# [PROBLEM DETAILS]
How many lines of the records below contain the word "испытаниях"? Answer with the number alone.

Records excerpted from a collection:
.....
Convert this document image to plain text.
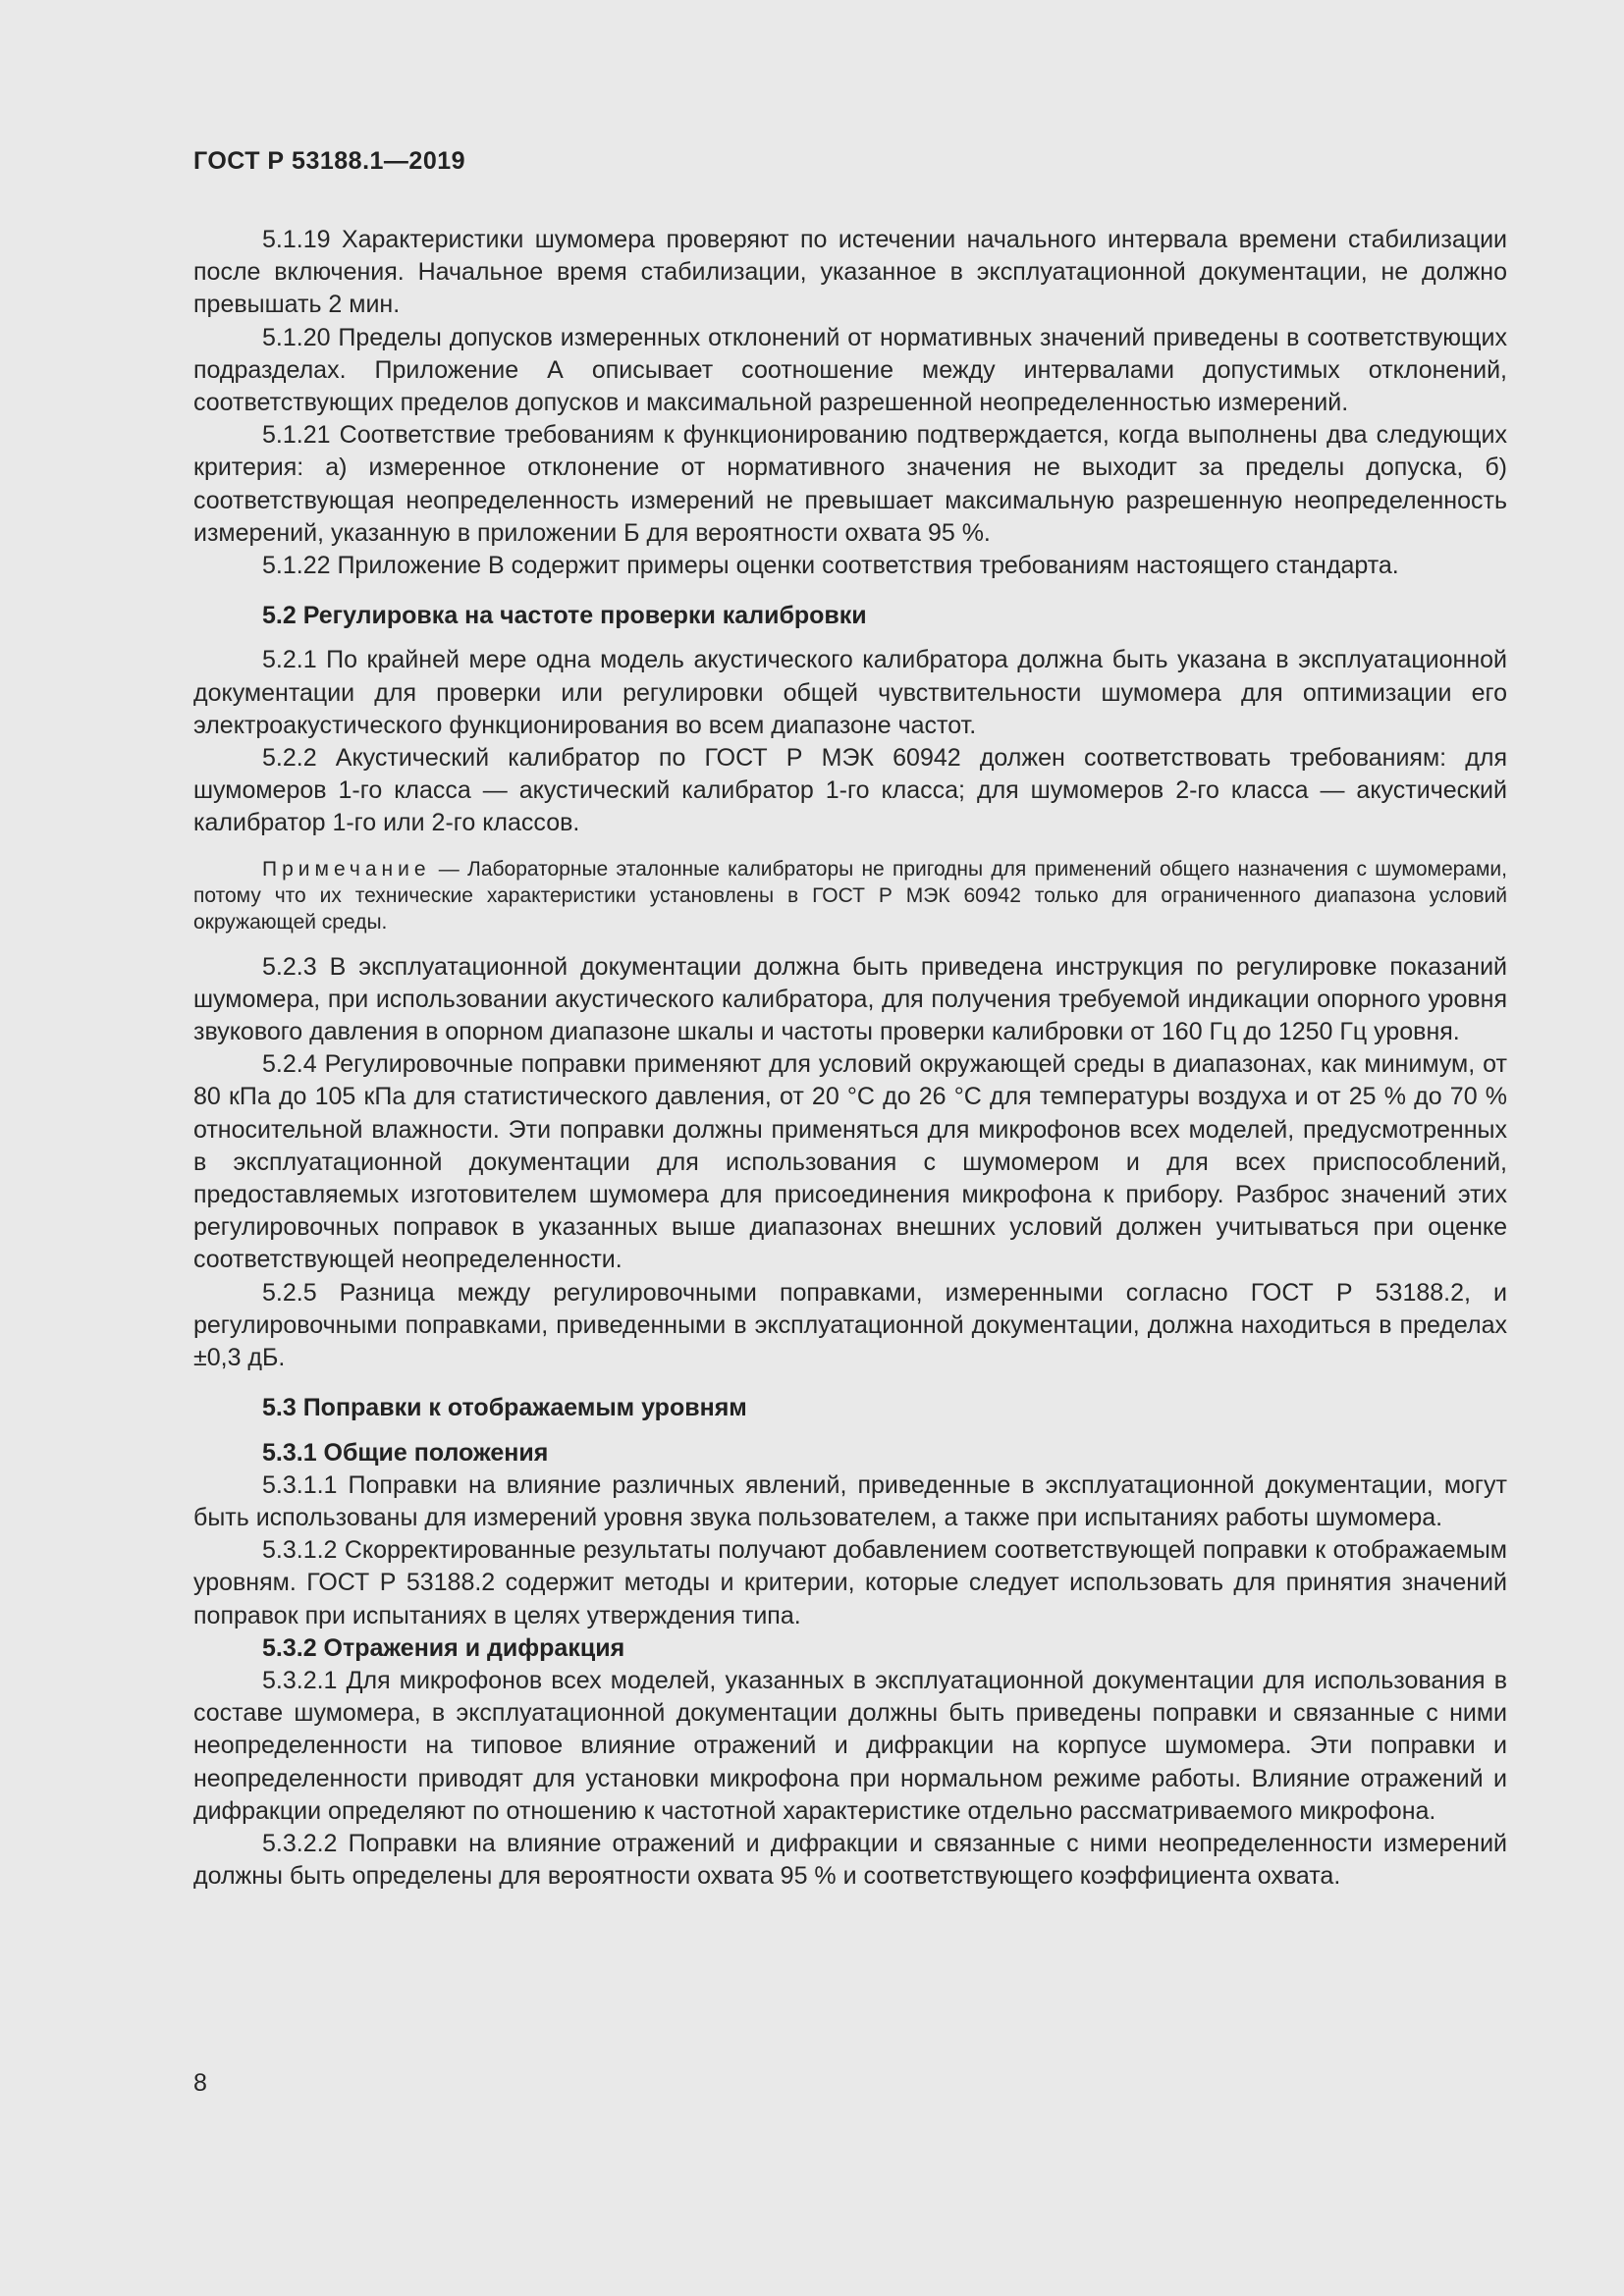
ГОСТ Р 53188.1—2019

5.1.19 Характеристики шумомера проверяют по истечении начального интервала времени стабилизации после включения. Начальное время стабилизации, указанное в эксплуатационной документации, не должно превышать 2 мин.

5.1.20 Пределы допусков измеренных отклонений от нормативных значений приведены в соответствующих подразделах. Приложение А описывает соотношение между интервалами допустимых отклонений, соответствующих пределов допусков и максимальной разрешенной неопределенностью измерений.

5.1.21 Соответствие требованиям к функционированию подтверждается, когда выполнены два следующих критерия: а) измеренное отклонение от нормативного значения не выходит за пределы допуска, б) соответствующая неопределенность измерений не превышает максимальную разрешенную неопределенность измерений, указанную в приложении Б для вероятности охвата 95 %.

5.1.22 Приложение В содержит примеры оценки соответствия требованиям настоящего стандарта.

5.2 Регулировка на частоте проверки калибровки

5.2.1 По крайней мере одна модель акустического калибратора должна быть указана в эксплуатационной документации для проверки или регулировки общей чувствительности шумомера для оптимизации его электроакустического функционирования во всем диапазоне частот.

5.2.2 Акустический калибратор по ГОСТ Р МЭК 60942 должен соответствовать требованиям: для шумомеров 1-го класса — акустический калибратор 1-го класса; для шумомеров 2-го класса — акустический калибратор 1-го или 2-го классов.

Примечание — Лабораторные эталонные калибраторы не пригодны для применений общего назначения с шумомерами, потому что их технические характеристики установлены в ГОСТ Р МЭК 60942 только для ограниченного диапазона условий окружающей среды.

5.2.3 В эксплуатационной документации должна быть приведена инструкция по регулировке показаний шумомера, при использовании акустического калибратора, для получения требуемой индикации опорного уровня звукового давления в опорном диапазоне шкалы и частоты проверки калибровки от 160 Гц до 1250 Гц уровня.

5.2.4 Регулировочные поправки применяют для условий окружающей среды в диапазонах, как минимум, от 80 кПа до 105 кПа для статистического давления, от 20 °С до 26 °С для температуры воздуха и от 25 % до 70 % относительной влажности. Эти поправки должны применяться для микрофонов всех моделей, предусмотренных в эксплуатационной документации для использования с шумомером и для всех приспособлений, предоставляемых изготовителем шумомера для присоединения микрофона к прибору. Разброс значений этих регулировочных поправок в указанных выше диапазонах внешних условий должен учитываться при оценке соответствующей неопределенности.

5.2.5 Разница между регулировочными поправками, измеренными согласно ГОСТ Р 53188.2, и регулировочными поправками, приведенными в эксплуатационной документации, должна находиться в пределах ±0,3 дБ.

5.3 Поправки к отображаемым уровням

5.3.1 Общие положения

5.3.1.1 Поправки на влияние различных явлений, приведенные в эксплуатационной документации, могут быть использованы для измерений уровня звука пользователем, а также при испытаниях работы шумомера.

5.3.1.2 Скорректированные результаты получают добавлением соответствующей поправки к отображаемым уровням. ГОСТ Р 53188.2 содержит методы и критерии, которые следует использовать для принятия значений поправок при испытаниях в целях утверждения типа.

5.3.2 Отражения и дифракция

5.3.2.1 Для микрофонов всех моделей, указанных в эксплуатационной документации для использования в составе шумомера, в эксплуатационной документации должны быть приведены поправки и связанные с ними неопределенности на типовое влияние отражений и дифракции на корпусе шумомера. Эти поправки и неопределенности приводят для установки микрофона при нормальном режиме работы. Влияние отражений и дифракции определяют по отношению к частотной характеристике отдельно рассматриваемого микрофона.

5.3.2.2 Поправки на влияние отражений и дифракции и связанные с ними неопределенности измерений должны быть определены для вероятности охвата 95 % и соответствующего коэффициента охвата.

8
.....
# [EXERCISE SOLUTION]
2